Extract the lines that carry the string "libram" from the listing.

------------------------

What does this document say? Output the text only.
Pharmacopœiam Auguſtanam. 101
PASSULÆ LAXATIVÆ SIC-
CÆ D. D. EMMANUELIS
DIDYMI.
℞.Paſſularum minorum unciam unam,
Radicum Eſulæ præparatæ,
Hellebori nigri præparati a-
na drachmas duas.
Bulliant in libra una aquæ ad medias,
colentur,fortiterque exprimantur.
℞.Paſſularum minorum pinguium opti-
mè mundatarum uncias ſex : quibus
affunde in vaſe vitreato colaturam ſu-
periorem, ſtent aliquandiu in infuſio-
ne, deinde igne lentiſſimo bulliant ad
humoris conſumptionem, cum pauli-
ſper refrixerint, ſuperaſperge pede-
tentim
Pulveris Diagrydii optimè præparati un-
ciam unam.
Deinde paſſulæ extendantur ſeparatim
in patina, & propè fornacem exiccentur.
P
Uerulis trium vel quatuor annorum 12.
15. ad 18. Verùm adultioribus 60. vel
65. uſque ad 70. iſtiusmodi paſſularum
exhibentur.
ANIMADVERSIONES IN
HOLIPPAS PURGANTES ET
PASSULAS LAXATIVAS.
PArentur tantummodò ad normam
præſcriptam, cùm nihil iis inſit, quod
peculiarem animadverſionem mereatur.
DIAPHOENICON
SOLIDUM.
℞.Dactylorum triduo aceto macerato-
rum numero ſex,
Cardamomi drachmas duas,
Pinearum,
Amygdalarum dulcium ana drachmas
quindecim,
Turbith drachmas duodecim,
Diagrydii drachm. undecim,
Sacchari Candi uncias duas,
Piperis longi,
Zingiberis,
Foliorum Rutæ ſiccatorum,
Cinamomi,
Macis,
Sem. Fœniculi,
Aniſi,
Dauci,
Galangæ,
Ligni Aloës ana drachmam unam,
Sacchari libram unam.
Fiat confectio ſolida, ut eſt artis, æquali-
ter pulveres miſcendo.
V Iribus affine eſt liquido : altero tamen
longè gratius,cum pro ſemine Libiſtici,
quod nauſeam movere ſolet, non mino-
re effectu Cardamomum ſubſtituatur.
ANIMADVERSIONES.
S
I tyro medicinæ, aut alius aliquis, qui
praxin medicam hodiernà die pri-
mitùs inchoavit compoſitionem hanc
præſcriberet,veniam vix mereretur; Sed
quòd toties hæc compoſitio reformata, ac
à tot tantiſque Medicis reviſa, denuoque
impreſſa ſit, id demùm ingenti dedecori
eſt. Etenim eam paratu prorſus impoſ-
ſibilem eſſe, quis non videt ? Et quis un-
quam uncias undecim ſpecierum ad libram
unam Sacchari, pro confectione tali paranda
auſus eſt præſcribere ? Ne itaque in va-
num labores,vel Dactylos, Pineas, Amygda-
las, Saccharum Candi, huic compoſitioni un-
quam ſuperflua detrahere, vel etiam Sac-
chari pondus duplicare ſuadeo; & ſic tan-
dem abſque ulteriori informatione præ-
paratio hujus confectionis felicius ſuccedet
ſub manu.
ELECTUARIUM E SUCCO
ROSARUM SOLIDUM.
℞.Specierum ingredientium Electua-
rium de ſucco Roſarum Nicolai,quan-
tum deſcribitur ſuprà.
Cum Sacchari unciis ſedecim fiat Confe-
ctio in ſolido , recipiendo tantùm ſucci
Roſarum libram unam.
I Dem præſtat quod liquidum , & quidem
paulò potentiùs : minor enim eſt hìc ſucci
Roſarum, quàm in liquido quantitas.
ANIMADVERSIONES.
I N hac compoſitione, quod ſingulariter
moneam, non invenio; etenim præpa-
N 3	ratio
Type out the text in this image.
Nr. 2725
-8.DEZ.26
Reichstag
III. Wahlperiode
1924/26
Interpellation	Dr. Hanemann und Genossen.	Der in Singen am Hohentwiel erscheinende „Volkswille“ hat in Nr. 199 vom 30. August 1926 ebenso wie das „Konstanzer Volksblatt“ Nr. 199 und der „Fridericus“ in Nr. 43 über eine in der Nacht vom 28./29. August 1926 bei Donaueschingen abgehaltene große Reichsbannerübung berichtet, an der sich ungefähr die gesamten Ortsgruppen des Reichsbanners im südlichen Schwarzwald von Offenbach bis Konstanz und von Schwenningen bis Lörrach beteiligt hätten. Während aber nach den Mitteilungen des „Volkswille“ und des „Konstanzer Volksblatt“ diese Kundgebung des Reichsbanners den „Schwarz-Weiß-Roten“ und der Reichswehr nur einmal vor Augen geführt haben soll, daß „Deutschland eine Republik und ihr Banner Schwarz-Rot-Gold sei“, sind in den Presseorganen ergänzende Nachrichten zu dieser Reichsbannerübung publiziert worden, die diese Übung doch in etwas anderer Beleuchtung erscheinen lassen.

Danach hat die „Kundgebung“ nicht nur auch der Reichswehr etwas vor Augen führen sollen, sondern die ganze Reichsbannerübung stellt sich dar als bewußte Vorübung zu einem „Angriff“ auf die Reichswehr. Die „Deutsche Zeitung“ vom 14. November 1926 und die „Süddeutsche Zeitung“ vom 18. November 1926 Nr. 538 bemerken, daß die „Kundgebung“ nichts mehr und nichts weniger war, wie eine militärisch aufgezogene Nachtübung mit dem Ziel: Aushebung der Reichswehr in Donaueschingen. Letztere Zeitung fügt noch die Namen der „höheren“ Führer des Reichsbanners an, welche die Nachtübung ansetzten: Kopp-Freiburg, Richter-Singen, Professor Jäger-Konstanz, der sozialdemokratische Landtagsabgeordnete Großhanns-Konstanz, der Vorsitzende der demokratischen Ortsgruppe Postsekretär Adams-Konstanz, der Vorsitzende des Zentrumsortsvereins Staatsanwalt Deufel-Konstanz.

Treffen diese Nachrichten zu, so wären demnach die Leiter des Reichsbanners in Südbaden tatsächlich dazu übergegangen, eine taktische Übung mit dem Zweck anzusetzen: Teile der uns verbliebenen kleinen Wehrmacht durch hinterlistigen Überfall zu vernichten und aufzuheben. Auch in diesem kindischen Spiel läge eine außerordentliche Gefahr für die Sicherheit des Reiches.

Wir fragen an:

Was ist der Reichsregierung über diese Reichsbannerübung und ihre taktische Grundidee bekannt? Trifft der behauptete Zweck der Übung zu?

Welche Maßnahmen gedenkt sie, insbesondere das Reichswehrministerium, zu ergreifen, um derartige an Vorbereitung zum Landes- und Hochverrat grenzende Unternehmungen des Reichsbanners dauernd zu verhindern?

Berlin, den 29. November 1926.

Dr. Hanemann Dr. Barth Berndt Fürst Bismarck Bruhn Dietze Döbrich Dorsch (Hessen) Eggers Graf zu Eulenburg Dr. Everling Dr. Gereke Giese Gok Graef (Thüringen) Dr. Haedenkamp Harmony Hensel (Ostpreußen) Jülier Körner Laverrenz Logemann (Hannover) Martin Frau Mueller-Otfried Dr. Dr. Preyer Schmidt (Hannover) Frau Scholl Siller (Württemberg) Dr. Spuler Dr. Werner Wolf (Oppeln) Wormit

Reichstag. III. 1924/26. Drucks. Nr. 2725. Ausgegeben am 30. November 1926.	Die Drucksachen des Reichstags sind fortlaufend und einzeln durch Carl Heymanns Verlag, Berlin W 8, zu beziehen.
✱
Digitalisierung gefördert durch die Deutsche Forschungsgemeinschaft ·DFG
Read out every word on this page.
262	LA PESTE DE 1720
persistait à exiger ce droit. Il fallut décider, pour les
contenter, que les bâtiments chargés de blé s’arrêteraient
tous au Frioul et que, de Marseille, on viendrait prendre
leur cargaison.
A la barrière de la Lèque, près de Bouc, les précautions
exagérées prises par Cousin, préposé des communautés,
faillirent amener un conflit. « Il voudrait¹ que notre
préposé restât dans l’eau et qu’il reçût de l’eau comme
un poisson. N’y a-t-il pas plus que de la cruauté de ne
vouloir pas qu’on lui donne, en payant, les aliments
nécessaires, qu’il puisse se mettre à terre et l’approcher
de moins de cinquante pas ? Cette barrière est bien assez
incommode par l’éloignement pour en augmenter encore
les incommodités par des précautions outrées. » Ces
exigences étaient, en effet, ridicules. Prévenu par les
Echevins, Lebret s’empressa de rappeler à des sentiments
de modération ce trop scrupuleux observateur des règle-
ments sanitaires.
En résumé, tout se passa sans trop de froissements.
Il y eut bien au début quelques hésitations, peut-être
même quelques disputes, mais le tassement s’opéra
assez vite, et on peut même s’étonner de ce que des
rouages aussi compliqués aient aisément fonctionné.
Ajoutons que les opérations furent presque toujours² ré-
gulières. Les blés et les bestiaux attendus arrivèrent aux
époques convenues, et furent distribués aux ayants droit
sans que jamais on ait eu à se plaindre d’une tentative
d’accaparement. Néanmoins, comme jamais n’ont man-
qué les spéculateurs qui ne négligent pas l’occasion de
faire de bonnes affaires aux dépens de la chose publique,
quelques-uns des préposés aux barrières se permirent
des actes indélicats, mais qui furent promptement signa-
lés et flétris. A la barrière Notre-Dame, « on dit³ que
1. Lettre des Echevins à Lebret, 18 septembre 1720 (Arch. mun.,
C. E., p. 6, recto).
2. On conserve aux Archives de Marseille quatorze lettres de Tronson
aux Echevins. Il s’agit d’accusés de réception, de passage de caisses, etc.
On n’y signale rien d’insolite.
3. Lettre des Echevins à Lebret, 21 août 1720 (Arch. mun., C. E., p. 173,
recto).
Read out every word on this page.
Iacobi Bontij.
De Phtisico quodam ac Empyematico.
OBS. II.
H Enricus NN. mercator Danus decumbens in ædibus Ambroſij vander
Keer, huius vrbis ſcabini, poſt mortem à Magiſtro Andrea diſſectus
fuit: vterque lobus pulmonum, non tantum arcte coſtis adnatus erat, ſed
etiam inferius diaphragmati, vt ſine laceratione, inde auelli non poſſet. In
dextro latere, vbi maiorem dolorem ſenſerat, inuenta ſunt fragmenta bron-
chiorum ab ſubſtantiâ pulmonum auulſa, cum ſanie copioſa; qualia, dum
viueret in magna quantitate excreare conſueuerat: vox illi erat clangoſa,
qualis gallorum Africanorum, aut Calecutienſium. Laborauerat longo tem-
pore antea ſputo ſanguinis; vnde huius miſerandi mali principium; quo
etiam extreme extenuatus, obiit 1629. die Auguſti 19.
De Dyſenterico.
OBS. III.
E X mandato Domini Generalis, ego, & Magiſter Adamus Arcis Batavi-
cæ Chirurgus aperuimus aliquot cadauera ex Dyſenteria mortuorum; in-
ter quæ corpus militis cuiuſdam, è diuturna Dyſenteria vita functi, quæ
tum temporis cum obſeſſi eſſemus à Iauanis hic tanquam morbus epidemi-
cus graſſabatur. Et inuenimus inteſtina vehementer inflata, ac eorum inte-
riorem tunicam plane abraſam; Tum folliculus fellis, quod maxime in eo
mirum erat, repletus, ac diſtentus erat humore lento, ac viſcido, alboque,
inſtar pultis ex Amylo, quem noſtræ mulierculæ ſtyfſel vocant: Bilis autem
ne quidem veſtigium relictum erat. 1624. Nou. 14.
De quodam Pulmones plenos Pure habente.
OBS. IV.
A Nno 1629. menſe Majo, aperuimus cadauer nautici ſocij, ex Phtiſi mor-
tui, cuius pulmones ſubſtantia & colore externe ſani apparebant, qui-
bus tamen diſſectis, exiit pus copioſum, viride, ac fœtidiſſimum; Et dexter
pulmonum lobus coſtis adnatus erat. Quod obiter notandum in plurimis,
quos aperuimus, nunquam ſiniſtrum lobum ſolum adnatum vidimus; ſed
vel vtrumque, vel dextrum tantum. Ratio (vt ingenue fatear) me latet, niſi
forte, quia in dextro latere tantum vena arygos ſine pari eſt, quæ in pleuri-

------------------------

» Final answer:
Sacchari libram unam.
quam uncias undecim ſpecierum ad libram
Roſarum libram unam.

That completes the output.